## To be done
Reproduce the records below exactly as they appear.

----

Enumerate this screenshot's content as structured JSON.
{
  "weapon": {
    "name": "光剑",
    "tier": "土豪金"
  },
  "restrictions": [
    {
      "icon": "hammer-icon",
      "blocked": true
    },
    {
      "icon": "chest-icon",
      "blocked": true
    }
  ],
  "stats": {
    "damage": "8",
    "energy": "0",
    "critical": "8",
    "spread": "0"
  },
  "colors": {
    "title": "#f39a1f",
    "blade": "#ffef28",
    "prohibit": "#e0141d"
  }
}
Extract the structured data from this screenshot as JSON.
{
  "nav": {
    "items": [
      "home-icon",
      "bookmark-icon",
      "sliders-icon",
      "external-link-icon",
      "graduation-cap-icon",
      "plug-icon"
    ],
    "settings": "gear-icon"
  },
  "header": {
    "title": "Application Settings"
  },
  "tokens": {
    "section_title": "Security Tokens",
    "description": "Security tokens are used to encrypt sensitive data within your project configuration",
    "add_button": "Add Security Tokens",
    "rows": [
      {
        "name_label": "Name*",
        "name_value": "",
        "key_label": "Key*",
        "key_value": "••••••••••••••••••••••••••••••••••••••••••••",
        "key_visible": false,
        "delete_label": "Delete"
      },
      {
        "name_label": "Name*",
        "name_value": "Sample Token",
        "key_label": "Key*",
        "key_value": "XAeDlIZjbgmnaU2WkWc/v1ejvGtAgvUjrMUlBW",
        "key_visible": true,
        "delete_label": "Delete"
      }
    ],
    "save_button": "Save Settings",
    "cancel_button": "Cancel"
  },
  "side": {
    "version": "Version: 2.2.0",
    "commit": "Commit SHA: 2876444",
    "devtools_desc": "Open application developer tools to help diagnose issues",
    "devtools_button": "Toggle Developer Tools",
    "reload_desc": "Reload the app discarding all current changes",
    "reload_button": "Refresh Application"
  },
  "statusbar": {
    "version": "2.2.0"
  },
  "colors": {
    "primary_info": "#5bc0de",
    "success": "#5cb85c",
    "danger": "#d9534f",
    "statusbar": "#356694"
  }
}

----

## Response below
Enumerate this screenshot's content as structured JSON.
{
  "weapon": {
    "name": "光剑",
    "tier": "土豪金"
  },
  "restrictions": [
    {
      "icon": "hammer-icon",
      "blocked": true
    },
    {
      "icon": "chest-icon",
      "blocked": true
    }
  ],
  "stats": {
    "damage": "8",
    "energy": "0",
    "critical": "8",
    "spread": "0"
  },
  "colors": {
    "title": "#f39a1f",
    "blade": "#ffef28",
    "prohibit": "#e0141d"
  }
}
Extract the structured data from this screenshot as JSON.
{
  "nav": {
    "items": [
      "home-icon",
      "bookmark-icon",
      "sliders-icon",
      "external-link-icon",
      "graduation-cap-icon",
      "plug-icon"
    ],
    "settings": "gear-icon"
  },
  "header": {
    "title": "Application Settings"
  },
  "tokens": {
    "section_title": "Security Tokens",
    "description": "Security tokens are used to encrypt sensitive data within your project configuration",
    "add_button": "Add Security Tokens",
    "rows": [
      {
        "name_label": "Name*",
        "name_value": "",
        "key_label": "Key*",
        "key_value": "••••••••••••••••••••••••••••••••••••••••••••",
        "key_visible": false,
        "delete_label": "Delete"
      },
      {
        "name_label": "Name*",
        "name_value": "Sample Token",
        "key_label": "Key*",
        "key_value": "XAeDlIZjbgmnaU2WkWc/v1ejvGtAgvUjrMUlBW",
        "key_visible": true,
        "delete_label": "Delete"
      }
    ],
    "save_button": "Save Settings",
    "cancel_button": "Cancel"
  },
  "side": {
    "version": "Version: 2.2.0",
    "commit": "Commit SHA: 2876444",
    "devtools_desc": "Open application developer tools to help diagnose issues",
    "devtools_button": "Toggle Developer Tools",
    "reload_desc": "Reload the app discarding all current changes",
    "reload_button": "Refresh Application"
  },
  "statusbar": {
    "version": "2.2.0"
  },
  "colors": {
    "primary_info": "#5bc0de",
    "success": "#5cb85c",
    "danger": "#d9534f",
    "statusbar": "#356694"
  }
}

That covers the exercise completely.